[Records supplied]
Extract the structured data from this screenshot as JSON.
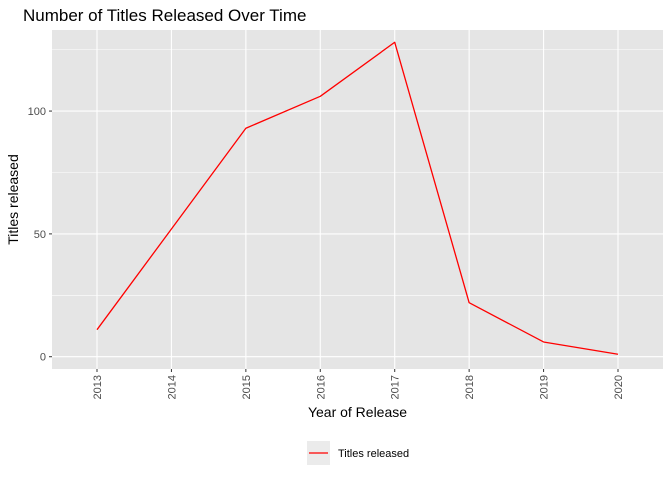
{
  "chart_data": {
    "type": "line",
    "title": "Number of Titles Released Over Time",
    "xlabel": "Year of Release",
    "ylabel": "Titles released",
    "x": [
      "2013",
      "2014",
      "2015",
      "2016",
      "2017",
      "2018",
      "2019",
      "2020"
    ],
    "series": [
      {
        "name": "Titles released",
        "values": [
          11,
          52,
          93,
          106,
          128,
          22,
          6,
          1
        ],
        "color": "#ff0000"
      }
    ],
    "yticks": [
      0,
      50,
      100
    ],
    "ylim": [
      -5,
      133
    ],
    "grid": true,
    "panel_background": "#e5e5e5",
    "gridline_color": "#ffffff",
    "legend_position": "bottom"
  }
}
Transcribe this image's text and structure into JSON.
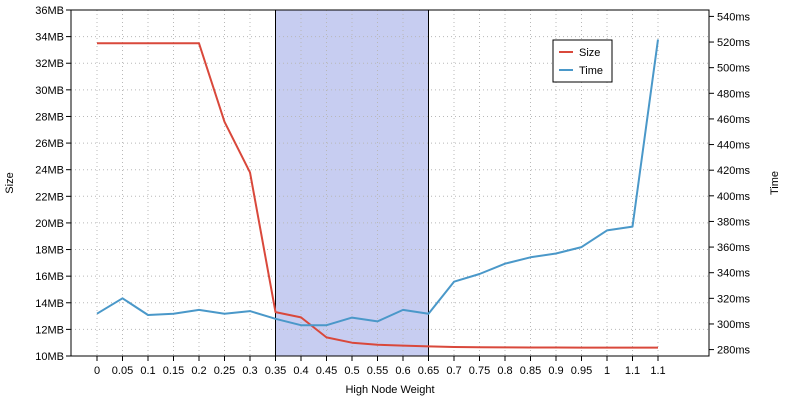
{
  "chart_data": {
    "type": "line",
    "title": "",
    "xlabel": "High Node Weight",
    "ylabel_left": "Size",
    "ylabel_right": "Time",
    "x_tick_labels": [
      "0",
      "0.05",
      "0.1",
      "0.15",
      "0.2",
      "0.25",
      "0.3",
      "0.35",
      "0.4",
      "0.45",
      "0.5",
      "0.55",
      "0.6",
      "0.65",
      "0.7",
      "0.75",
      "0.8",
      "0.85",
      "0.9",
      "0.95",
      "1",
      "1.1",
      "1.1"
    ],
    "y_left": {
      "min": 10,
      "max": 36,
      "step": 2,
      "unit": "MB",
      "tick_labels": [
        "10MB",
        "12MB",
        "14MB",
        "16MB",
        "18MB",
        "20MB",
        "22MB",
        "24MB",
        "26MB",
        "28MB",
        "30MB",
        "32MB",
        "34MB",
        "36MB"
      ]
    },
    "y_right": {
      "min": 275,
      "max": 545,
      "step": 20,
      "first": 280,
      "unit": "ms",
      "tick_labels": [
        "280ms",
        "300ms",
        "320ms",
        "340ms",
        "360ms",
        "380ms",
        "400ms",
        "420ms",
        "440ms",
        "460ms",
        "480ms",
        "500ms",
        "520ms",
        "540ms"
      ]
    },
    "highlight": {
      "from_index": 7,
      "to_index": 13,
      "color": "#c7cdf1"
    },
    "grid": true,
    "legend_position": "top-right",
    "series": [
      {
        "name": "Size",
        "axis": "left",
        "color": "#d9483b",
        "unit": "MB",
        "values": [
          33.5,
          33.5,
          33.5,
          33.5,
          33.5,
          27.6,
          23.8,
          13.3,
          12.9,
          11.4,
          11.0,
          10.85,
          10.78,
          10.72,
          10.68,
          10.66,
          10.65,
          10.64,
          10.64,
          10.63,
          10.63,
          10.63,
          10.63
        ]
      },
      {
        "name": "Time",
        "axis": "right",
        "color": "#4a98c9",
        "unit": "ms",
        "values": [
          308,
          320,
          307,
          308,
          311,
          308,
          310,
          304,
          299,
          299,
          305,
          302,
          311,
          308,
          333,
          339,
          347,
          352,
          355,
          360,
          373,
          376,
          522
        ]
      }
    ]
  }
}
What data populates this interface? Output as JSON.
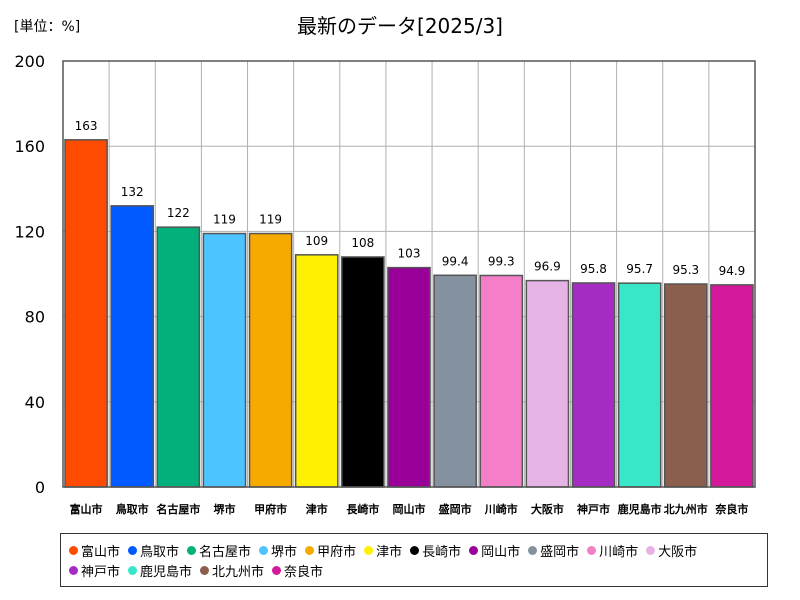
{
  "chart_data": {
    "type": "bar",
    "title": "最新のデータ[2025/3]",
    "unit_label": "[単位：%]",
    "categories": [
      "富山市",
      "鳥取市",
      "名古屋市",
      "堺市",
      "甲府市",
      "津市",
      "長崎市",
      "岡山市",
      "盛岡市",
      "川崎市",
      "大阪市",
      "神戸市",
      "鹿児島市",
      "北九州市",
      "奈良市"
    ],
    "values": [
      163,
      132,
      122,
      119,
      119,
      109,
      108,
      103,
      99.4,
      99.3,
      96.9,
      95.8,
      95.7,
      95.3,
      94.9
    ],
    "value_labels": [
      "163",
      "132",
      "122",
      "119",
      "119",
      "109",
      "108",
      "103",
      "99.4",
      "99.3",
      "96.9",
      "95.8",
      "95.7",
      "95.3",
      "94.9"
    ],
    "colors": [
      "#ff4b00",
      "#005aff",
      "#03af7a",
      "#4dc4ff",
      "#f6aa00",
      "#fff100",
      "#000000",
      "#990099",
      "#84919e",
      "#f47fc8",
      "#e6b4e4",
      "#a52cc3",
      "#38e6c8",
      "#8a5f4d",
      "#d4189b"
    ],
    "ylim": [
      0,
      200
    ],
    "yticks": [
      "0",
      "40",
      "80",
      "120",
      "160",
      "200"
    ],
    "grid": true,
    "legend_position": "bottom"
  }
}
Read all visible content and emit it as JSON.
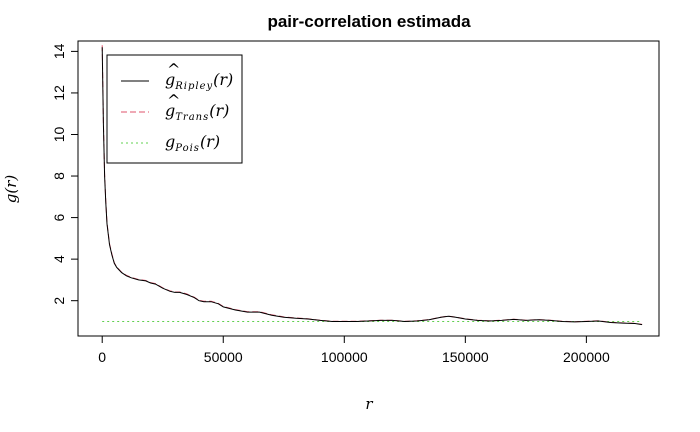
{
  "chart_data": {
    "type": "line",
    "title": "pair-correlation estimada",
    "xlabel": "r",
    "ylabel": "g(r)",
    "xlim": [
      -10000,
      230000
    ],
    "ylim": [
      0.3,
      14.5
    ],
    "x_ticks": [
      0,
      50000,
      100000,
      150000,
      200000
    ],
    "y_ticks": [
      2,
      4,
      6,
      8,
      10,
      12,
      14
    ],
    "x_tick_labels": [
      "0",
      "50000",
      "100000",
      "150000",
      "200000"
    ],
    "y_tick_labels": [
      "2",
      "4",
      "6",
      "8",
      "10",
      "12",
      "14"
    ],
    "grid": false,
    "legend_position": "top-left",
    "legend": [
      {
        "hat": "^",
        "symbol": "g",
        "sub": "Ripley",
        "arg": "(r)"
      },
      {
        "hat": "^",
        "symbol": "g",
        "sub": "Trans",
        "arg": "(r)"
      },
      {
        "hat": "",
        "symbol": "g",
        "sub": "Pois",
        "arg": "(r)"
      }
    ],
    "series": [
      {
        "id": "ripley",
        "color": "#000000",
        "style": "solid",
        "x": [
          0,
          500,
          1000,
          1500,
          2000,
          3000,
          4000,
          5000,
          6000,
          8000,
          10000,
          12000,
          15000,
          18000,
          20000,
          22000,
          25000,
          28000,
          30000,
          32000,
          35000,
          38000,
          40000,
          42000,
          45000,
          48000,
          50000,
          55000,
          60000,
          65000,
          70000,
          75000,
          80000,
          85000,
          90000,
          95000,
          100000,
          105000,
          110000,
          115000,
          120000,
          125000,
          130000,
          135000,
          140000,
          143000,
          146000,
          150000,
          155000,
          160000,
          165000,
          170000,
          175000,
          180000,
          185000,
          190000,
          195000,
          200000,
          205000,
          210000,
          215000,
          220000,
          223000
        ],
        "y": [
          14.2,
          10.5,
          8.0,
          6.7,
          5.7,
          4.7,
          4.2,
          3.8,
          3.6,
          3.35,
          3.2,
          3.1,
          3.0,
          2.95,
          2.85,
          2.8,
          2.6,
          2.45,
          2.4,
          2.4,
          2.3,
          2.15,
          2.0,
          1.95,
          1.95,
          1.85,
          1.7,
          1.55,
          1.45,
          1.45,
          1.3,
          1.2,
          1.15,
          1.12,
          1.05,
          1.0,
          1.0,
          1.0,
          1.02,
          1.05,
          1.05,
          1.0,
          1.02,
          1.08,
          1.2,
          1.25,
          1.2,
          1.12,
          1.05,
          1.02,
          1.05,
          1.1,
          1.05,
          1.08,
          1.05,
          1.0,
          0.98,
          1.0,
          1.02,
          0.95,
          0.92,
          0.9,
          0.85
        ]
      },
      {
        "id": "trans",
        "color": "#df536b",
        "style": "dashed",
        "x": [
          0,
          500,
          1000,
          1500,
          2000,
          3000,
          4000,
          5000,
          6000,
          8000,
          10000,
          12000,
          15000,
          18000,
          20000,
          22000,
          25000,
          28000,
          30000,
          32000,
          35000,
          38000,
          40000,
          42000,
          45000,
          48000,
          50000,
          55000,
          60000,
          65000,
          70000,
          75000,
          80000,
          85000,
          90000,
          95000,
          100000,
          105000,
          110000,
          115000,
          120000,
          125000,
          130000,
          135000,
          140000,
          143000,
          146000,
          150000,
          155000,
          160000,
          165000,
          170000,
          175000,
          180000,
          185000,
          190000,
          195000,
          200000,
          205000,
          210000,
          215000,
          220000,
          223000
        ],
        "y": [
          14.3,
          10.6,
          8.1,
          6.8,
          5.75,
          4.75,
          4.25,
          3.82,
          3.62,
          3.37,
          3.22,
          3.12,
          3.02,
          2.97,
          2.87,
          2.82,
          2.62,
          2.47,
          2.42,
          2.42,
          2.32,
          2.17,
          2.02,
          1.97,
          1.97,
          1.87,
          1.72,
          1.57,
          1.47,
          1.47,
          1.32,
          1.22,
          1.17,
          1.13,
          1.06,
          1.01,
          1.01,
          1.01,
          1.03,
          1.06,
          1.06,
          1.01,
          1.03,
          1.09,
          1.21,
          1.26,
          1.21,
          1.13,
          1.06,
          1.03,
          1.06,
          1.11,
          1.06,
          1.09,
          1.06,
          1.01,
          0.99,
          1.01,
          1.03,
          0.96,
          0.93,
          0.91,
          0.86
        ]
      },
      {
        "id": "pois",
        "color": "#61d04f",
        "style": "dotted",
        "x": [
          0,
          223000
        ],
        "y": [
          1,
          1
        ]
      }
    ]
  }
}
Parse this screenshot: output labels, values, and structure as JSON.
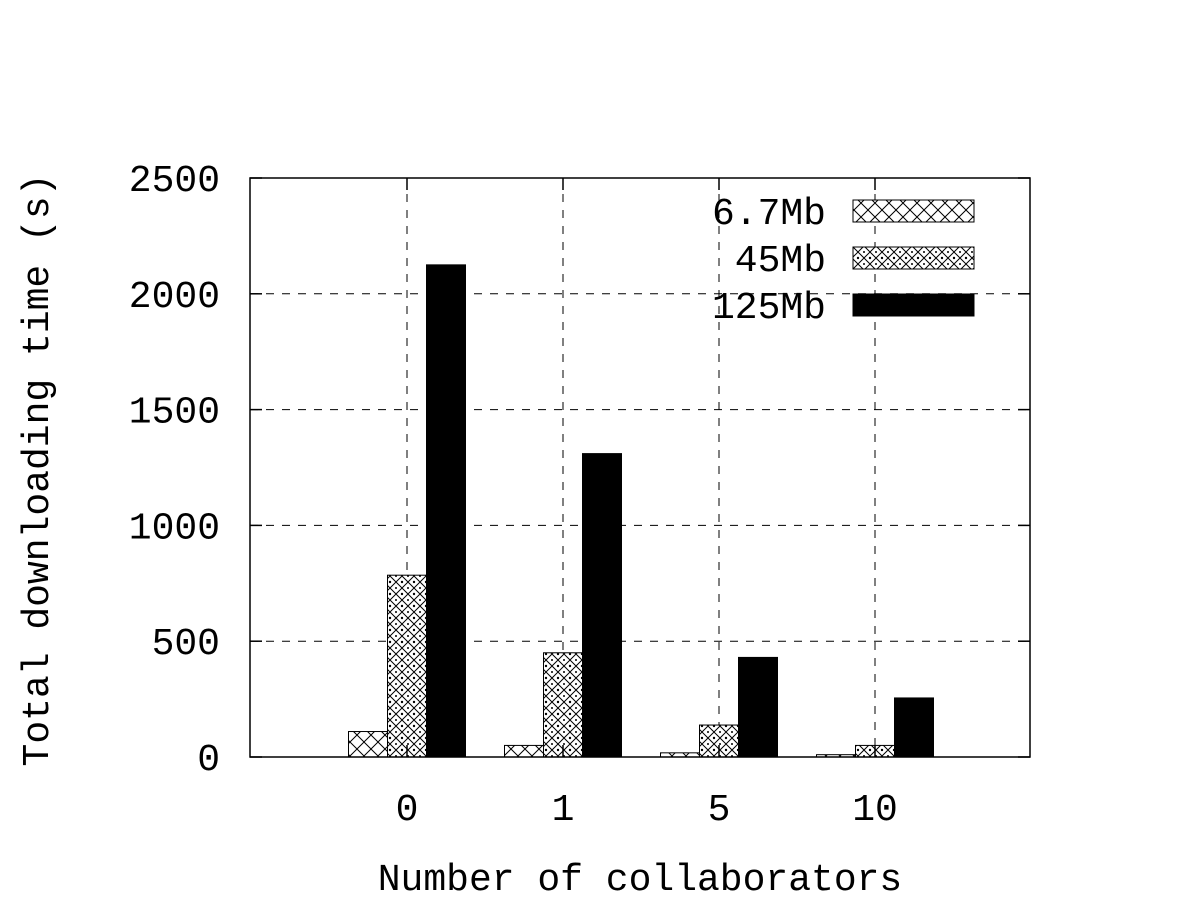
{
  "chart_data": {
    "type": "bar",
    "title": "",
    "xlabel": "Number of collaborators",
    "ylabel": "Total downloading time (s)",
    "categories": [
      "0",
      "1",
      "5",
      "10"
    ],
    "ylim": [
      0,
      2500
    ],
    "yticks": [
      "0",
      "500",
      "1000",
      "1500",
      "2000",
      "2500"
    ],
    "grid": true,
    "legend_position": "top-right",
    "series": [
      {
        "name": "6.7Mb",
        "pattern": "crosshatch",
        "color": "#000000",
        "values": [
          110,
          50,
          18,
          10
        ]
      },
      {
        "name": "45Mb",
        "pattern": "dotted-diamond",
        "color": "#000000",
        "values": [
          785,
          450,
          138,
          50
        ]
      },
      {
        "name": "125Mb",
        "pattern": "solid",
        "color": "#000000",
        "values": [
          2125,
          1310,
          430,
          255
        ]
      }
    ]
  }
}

[Stated problem]
Print exactly the lines from the line with "Parse this screenshot: output" through the end of the data, both ends included, and print no pictures.

[Result for this task]
Parse this screenshot: output labels, values, and structure as JSON.
{
  "chart_data": {
    "type": "bar",
    "title": "",
    "xlabel": "Number of collaborators",
    "ylabel": "Total downloading time (s)",
    "categories": [
      "0",
      "1",
      "5",
      "10"
    ],
    "ylim": [
      0,
      2500
    ],
    "yticks": [
      "0",
      "500",
      "1000",
      "1500",
      "2000",
      "2500"
    ],
    "grid": true,
    "legend_position": "top-right",
    "series": [
      {
        "name": "6.7Mb",
        "pattern": "crosshatch",
        "color": "#000000",
        "values": [
          110,
          50,
          18,
          10
        ]
      },
      {
        "name": "45Mb",
        "pattern": "dotted-diamond",
        "color": "#000000",
        "values": [
          785,
          450,
          138,
          50
        ]
      },
      {
        "name": "125Mb",
        "pattern": "solid",
        "color": "#000000",
        "values": [
          2125,
          1310,
          430,
          255
        ]
      }
    ]
  }
}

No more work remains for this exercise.